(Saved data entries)
....

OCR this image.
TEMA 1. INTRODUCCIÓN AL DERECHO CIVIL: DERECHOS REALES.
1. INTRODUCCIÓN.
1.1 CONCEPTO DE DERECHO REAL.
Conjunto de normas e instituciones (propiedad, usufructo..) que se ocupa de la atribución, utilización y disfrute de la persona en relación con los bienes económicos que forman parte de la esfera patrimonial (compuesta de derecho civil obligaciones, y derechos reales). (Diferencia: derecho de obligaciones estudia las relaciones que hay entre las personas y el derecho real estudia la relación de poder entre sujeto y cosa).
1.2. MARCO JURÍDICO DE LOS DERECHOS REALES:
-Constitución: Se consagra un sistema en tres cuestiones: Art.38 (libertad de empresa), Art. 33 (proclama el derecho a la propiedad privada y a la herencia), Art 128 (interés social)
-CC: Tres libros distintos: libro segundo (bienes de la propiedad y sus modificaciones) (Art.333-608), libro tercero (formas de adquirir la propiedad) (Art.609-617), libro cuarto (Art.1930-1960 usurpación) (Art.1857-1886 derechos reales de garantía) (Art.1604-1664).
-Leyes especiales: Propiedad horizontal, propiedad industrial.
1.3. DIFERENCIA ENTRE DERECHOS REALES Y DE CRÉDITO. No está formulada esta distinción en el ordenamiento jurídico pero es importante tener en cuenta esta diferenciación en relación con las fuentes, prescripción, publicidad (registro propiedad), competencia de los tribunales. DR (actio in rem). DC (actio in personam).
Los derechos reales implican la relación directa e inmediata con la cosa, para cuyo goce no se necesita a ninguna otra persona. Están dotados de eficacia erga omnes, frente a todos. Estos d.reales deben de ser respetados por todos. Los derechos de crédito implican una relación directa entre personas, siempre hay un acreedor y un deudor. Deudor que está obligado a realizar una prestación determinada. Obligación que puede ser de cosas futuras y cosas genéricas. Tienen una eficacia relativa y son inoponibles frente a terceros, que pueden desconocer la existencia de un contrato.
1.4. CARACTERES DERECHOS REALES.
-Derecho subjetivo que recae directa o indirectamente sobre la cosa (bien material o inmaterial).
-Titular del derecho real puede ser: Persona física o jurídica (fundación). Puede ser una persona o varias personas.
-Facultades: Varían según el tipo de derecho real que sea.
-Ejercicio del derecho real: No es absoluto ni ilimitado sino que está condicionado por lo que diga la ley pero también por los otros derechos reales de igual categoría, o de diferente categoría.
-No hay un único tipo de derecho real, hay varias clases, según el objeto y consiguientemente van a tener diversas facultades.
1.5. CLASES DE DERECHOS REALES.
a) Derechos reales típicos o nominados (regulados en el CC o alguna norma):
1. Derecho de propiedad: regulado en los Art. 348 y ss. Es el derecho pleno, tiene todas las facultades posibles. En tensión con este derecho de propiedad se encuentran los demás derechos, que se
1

....

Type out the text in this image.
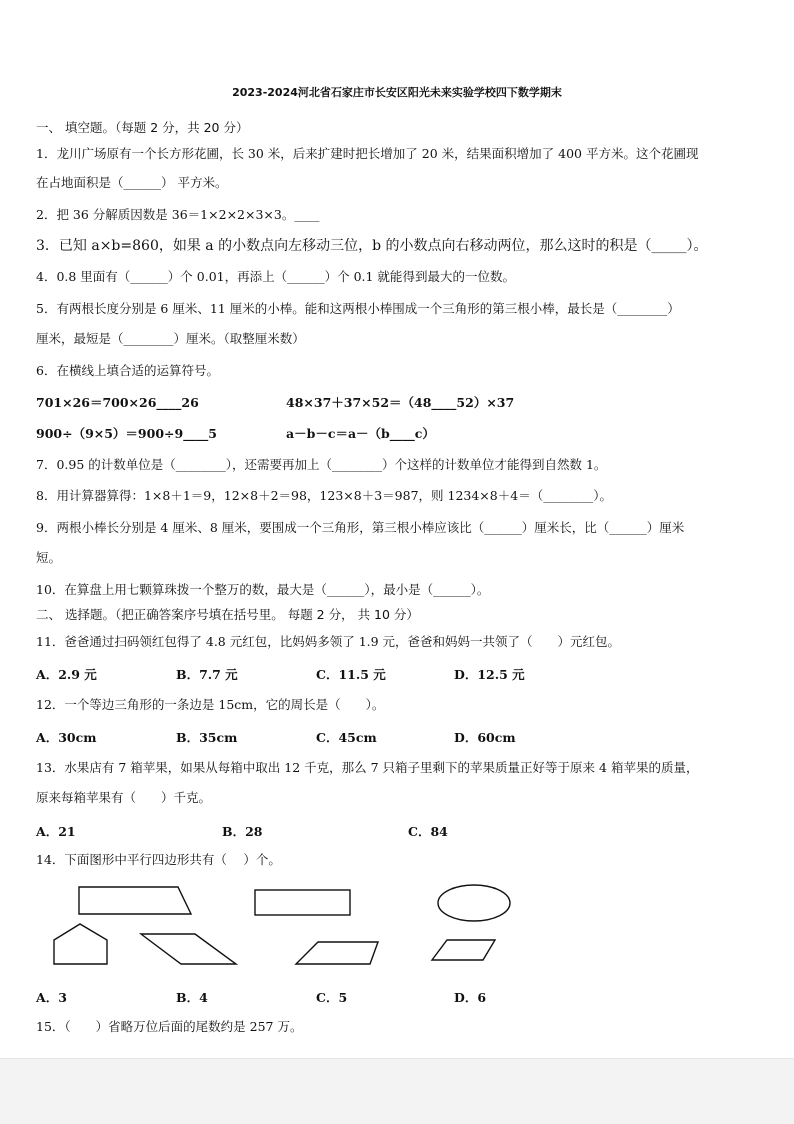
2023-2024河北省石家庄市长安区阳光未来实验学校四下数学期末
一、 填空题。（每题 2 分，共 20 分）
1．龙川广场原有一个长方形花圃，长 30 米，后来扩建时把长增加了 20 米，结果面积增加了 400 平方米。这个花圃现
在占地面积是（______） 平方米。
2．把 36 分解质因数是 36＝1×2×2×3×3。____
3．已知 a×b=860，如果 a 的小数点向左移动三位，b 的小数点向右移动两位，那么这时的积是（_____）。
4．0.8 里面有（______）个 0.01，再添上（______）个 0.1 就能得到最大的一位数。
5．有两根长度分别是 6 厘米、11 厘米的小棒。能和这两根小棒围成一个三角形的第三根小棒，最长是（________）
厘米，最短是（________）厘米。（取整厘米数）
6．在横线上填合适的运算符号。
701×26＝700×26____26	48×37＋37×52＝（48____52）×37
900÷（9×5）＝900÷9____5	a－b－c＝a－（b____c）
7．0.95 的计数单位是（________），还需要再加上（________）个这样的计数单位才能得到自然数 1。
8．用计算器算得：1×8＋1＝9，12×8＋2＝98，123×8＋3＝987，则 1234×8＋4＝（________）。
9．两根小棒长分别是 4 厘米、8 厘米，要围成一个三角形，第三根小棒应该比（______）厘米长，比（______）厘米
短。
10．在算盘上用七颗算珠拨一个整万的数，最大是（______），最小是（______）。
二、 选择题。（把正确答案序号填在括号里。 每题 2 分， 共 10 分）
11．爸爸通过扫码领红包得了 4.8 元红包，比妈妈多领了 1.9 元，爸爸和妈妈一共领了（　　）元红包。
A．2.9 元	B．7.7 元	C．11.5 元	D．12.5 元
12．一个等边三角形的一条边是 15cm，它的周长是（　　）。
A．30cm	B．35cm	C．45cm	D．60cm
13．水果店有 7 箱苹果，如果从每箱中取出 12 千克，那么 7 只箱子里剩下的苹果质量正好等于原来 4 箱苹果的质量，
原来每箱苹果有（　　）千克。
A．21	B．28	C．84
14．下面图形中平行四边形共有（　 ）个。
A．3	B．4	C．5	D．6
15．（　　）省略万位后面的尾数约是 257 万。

....

» REQUIRED WORK: Show all lines from the records above where the word "directa" occurs.

» TASK OUTPUT:
Los derechos reales implican la relación directa e inmediata con la cosa, para cuyo goce no se necesita a ninguna otra persona. Están dotados de eficacia erga omnes, frente a todos. Estos d.reales deben de ser respetados por todos. Los derechos de crédito implican una relación directa entre personas, siempre hay un acreedor y un deudor. Deudor que está obligado a realizar una prestación determinada. Obligación que puede ser de cosas futuras y cosas genéricas. Tienen una eficacia relativa y son inoponibles frente a terceros, que pueden desconocer la existencia de un contrato.
-Derecho subjetivo que recae directa o indirectamente sobre la cosa (bien material o inmaterial).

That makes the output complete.